■ What this task involves
Wherever the string "selected" appears, copy the whole line.

■ Entries shown

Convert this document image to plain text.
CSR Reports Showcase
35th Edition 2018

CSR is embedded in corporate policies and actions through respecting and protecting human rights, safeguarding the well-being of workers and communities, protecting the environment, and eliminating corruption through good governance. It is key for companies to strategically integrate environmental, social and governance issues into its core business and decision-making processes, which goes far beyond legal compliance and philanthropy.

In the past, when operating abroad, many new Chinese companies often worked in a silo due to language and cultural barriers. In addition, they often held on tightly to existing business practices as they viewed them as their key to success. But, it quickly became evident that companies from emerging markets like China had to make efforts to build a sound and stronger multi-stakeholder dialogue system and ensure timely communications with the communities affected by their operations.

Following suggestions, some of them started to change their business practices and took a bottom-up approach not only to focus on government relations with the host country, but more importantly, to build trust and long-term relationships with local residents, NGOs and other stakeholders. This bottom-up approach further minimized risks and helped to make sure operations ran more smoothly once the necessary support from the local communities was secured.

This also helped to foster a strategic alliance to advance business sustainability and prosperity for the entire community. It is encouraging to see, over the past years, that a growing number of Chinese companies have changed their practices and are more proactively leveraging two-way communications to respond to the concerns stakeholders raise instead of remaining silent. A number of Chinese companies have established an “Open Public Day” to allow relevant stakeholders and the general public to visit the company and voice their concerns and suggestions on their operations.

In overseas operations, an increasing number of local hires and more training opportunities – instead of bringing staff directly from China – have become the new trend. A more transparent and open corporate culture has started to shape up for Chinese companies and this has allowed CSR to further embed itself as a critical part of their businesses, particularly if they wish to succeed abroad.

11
==
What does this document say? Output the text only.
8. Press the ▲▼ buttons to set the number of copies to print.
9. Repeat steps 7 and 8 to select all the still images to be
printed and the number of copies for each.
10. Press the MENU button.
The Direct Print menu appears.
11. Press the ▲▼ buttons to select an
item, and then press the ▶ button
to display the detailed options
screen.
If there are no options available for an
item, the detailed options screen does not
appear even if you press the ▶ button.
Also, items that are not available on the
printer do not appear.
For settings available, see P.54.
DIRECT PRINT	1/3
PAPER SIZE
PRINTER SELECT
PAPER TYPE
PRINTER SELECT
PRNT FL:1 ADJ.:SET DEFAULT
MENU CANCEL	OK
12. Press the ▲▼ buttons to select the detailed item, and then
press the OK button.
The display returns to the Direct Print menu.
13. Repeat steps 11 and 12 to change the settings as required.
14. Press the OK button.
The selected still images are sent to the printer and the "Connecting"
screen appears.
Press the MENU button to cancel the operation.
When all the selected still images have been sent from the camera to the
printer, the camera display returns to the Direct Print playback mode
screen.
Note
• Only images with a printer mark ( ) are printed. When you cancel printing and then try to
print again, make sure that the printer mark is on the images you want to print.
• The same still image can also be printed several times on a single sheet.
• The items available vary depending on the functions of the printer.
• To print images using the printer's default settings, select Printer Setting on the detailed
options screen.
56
...
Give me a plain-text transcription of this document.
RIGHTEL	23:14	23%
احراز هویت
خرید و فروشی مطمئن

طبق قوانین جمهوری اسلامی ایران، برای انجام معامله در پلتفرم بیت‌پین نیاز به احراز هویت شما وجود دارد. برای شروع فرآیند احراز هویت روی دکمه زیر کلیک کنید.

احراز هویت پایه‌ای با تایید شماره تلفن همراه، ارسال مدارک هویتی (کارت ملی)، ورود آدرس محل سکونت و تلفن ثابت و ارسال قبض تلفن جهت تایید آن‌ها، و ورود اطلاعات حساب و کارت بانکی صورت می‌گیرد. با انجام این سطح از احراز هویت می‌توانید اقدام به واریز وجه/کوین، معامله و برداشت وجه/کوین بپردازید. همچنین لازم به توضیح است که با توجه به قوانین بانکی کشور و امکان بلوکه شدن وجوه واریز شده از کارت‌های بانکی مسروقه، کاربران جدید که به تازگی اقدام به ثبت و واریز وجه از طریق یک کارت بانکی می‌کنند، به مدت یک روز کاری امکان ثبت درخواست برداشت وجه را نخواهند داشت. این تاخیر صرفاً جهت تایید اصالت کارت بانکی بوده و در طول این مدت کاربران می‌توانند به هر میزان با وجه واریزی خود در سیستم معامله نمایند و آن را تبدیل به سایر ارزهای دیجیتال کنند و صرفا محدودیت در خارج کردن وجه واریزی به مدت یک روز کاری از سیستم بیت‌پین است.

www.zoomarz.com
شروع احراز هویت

■ Result of the task
The selected still images are sent to the printer and the "Connecting"
When all the selected still images have been sent from the camera to the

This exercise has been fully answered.